§ **Description of the task**:
Repeat the whole listing exactly as written.

§ **Record list**:
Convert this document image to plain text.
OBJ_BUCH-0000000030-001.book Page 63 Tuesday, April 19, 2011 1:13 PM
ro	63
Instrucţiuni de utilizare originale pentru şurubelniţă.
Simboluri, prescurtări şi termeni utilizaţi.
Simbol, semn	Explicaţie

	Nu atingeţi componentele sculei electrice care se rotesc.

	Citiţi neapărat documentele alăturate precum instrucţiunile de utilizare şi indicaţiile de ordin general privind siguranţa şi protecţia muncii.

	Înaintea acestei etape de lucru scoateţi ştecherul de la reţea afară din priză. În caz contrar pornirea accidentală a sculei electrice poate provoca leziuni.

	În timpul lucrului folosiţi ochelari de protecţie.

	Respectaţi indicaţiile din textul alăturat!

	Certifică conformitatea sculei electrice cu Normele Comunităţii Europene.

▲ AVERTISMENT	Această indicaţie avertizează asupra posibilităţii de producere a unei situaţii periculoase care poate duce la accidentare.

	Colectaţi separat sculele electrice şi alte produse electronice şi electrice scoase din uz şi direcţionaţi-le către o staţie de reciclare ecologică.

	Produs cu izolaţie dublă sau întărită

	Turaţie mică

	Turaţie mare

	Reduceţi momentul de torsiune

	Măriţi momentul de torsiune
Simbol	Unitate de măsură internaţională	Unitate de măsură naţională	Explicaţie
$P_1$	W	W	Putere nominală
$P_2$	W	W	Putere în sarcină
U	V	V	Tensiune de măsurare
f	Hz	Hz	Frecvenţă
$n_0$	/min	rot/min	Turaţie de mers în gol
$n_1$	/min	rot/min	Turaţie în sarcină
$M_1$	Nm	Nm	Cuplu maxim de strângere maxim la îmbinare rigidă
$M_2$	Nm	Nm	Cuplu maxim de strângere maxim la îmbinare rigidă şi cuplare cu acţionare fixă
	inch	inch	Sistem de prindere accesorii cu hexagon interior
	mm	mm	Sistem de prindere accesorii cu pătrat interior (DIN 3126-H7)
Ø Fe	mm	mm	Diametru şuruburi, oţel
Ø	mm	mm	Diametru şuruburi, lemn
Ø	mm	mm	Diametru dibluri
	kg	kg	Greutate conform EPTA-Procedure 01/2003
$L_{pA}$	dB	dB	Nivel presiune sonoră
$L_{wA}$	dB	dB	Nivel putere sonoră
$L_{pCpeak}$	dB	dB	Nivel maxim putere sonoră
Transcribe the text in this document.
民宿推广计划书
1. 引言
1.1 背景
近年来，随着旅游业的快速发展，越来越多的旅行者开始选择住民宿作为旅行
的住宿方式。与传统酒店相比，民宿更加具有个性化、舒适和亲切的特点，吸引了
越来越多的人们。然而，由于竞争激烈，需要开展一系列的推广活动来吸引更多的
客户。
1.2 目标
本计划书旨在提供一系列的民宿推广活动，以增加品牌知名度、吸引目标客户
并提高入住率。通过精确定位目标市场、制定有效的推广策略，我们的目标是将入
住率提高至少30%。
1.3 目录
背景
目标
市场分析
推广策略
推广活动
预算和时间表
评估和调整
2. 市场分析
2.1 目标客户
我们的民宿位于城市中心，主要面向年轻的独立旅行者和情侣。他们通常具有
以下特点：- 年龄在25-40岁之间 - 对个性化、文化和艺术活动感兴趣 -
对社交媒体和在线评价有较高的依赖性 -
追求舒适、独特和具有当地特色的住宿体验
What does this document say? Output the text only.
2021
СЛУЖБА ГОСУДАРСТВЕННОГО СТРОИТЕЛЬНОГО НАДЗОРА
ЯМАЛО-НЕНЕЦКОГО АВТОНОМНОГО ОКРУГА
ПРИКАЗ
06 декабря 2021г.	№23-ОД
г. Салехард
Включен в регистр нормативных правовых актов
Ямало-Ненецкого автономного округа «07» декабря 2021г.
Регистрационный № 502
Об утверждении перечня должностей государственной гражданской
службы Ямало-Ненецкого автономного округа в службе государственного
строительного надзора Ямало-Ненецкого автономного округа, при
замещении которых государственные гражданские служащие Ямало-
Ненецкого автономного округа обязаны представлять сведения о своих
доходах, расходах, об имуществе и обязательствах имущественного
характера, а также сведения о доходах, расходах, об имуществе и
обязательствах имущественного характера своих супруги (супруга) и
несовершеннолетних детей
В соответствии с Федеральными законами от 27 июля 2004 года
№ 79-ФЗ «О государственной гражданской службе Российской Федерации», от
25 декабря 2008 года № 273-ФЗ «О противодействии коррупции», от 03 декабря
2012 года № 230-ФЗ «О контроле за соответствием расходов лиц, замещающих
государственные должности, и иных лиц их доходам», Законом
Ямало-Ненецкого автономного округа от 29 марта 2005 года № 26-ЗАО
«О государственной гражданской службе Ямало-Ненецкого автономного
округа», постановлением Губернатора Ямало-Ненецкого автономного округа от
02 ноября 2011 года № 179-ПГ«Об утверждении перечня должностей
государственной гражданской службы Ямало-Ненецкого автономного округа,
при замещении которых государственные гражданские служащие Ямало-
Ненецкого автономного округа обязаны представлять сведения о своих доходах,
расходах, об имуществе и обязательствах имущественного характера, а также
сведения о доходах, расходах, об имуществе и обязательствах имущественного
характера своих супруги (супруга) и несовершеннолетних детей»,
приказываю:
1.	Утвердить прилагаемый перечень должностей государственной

§ **The output**:
Convert this document image to plain text.
OBJ_BUCH-0000000030-001.book Page 63 Tuesday, April 19, 2011 1:13 PM
ro	63
Instrucţiuni de utilizare originale pentru şurubelniţă.
Simboluri, prescurtări şi termeni utilizaţi.
Simbol, semn	Explicaţie

	Nu atingeţi componentele sculei electrice care se rotesc.

	Citiţi neapărat documentele alăturate precum instrucţiunile de utilizare şi indicaţiile de ordin general privind siguranţa şi protecţia muncii.

	Înaintea acestei etape de lucru scoateţi ştecherul de la reţea afară din priză. În caz contrar pornirea accidentală a sculei electrice poate provoca leziuni.

	În timpul lucrului folosiţi ochelari de protecţie.

	Respectaţi indicaţiile din textul alăturat!

	Certifică conformitatea sculei electrice cu Normele Comunităţii Europene.

▲ AVERTISMENT	Această indicaţie avertizează asupra posibilităţii de producere a unei situaţii periculoase care poate duce la accidentare.

	Colectaţi separat sculele electrice şi alte produse electronice şi electrice scoase din uz şi direcţionaţi-le către o staţie de reciclare ecologică.

	Produs cu izolaţie dublă sau întărită

	Turaţie mică

	Turaţie mare

	Reduceţi momentul de torsiune

	Măriţi momentul de torsiune
Simbol	Unitate de măsură internaţională	Unitate de măsură naţională	Explicaţie
$P_1$	W	W	Putere nominală
$P_2$	W	W	Putere în sarcină
U	V	V	Tensiune de măsurare
f	Hz	Hz	Frecvenţă
$n_0$	/min	rot/min	Turaţie de mers în gol
$n_1$	/min	rot/min	Turaţie în sarcină
$M_1$	Nm	Nm	Cuplu maxim de strângere maxim la îmbinare rigidă
$M_2$	Nm	Nm	Cuplu maxim de strângere maxim la îmbinare rigidă şi cuplare cu acţionare fixă
	inch	inch	Sistem de prindere accesorii cu hexagon interior
	mm	mm	Sistem de prindere accesorii cu pătrat interior (DIN 3126-H7)
Ø Fe	mm	mm	Diametru şuruburi, oţel
Ø	mm	mm	Diametru şuruburi, lemn
Ø	mm	mm	Diametru dibluri
	kg	kg	Greutate conform EPTA-Procedure 01/2003
$L_{pA}$	dB	dB	Nivel presiune sonoră
$L_{wA}$	dB	dB	Nivel putere sonoră
$L_{pCpeak}$	dB	dB	Nivel maxim putere sonoră
Transcribe the text in this document.
民宿推广计划书
1. 引言
1.1 背景
近年来，随着旅游业的快速发展，越来越多的旅行者开始选择住民宿作为旅行
的住宿方式。与传统酒店相比，民宿更加具有个性化、舒适和亲切的特点，吸引了
越来越多的人们。然而，由于竞争激烈，需要开展一系列的推广活动来吸引更多的
客户。
1.2 目标
本计划书旨在提供一系列的民宿推广活动，以增加品牌知名度、吸引目标客户
并提高入住率。通过精确定位目标市场、制定有效的推广策略，我们的目标是将入
住率提高至少30%。
1.3 目录
背景
目标
市场分析
推广策略
推广活动
预算和时间表
评估和调整
2. 市场分析
2.1 目标客户
我们的民宿位于城市中心，主要面向年轻的独立旅行者和情侣。他们通常具有
以下特点：- 年龄在25-40岁之间 - 对个性化、文化和艺术活动感兴趣 -
对社交媒体和在线评价有较高的依赖性 -
追求舒适、独特和具有当地特色的住宿体验
What does this document say? Output the text only.
2021
СЛУЖБА ГОСУДАРСТВЕННОГО СТРОИТЕЛЬНОГО НАДЗОРА
ЯМАЛО-НЕНЕЦКОГО АВТОНОМНОГО ОКРУГА
ПРИКАЗ
06 декабря 2021г.	№23-ОД
г. Салехард
Включен в регистр нормативных правовых актов
Ямало-Ненецкого автономного округа «07» декабря 2021г.
Регистрационный № 502
Об утверждении перечня должностей государственной гражданской
службы Ямало-Ненецкого автономного округа в службе государственного
строительного надзора Ямало-Ненецкого автономного округа, при
замещении которых государственные гражданские служащие Ямало-
Ненецкого автономного округа обязаны представлять сведения о своих
доходах, расходах, об имуществе и обязательствах имущественного
характера, а также сведения о доходах, расходах, об имуществе и
обязательствах имущественного характера своих супруги (супруга) и
несовершеннолетних детей
В соответствии с Федеральными законами от 27 июля 2004 года
№ 79-ФЗ «О государственной гражданской службе Российской Федерации», от
25 декабря 2008 года № 273-ФЗ «О противодействии коррупции», от 03 декабря
2012 года № 230-ФЗ «О контроле за соответствием расходов лиц, замещающих
государственные должности, и иных лиц их доходам», Законом
Ямало-Ненецкого автономного округа от 29 марта 2005 года № 26-ЗАО
«О государственной гражданской службе Ямало-Ненецкого автономного
округа», постановлением Губернатора Ямало-Ненецкого автономного округа от
02 ноября 2011 года № 179-ПГ«Об утверждении перечня должностей
государственной гражданской службы Ямало-Ненецкого автономного округа,
при замещении которых государственные гражданские служащие Ямало-
Ненецкого автономного округа обязаны представлять сведения о своих доходах,
расходах, об имуществе и обязательствах имущественного характера, а также
сведения о доходах, расходах, об имуществе и обязательствах имущественного
характера своих супруги (супруга) и несовершеннолетних детей»,
приказываю:
1.	Утвердить прилагаемый перечень должностей государственной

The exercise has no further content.